[Задания]
a: Ответьте на вопросы по фрагменту о победе Гейтса при Саратоге:
(i) Какого числа Вашингтон объявил своим войскам о победе Гейтса при Саратоге?
(ii) В каком месте Джеймс Уилкинсон сделал остановку по дороге в Конгресс?
(iii) Кто пересказал Вашингтону замечания Гейтса и записку Конвея?
b: Допишите продолжение фрагмента о Вашингтоне и Гейтсе, начиная сразу после его последнего предложения.

[Фрагмент текста]
Пятнадцатого октября Вашингтон объявил своим войскам о победе Гейтса при Саратоге. Приветствовав этот славный подвиг, он выразил надежду, что его солдаты покажут себя такими же бесстрашными, как их северные собратья. Между прочим, Гейтс не известил Вашингтона о своей победе напрямую, а, чтобы подчеркнуть свою автономность, направил Джеймса Уилкинсона (уже полковника) с донесением в Конгресс. По дороге тот сделал остановку в Ридинге, где повстречался с адъютантом лорда Стерлинга и не удержался, чтобы не передать ему злые замечания Гейтса по поводу действий Вашингтона у Брандевин-Крик. Еще он показал записку Томаса Конвея генералу Гейтсу: «Верно, небесам угодно спасти нашу страну, иначе слабый полководец и дурные советники уже погубили бы ее». Лорд Стерлинг пересказал всё это Вашингтону, чтобы предупредить о двуличии Гейтса. Конечно, главнокомандующий был потрясен сговором с целью опорочить его имя.

[Раздел данных]

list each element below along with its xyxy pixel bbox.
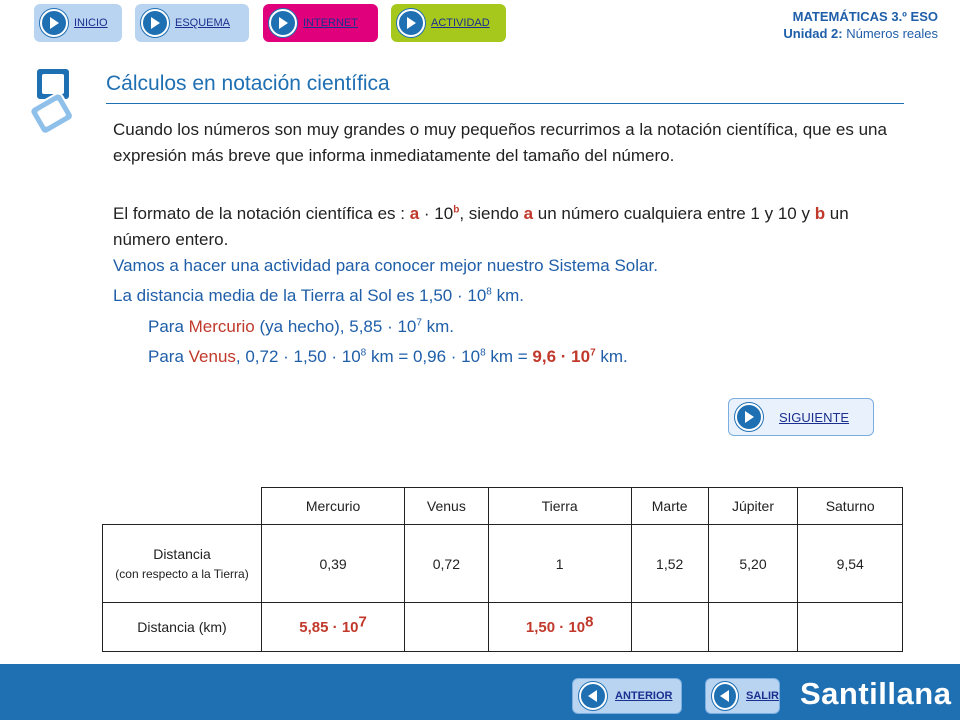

[Ответы по заданиям]
a:
(i) Пятнадцатого октября.
(ii) В Ридинге.
(iii) Лорд Стерлинг.

b:
Конвей был ирландцем, получившим воспитание во Франции, 20 лет прослужившим во французской армии и дослужившимся до чина полковника. В мае 1777 года он явился в Америку с рекомендацией от Сайласа Дина, и Конгресс направил его к Вашингтону. Как и прочие французы, Конвей требовал для себя чин бригадного генерала, но Вашингтон отказался повысить его в обход американских офицеров, уже зарекомендовавших себя в деле. Он быстро понял, что Конвей — не Лафайет: это расчетливый карьерист, а не поборник высоких идеалов. Конвей же понял, что ему надо не заискивать перед Вашингтоном, а чернить его в глазах Конгресса.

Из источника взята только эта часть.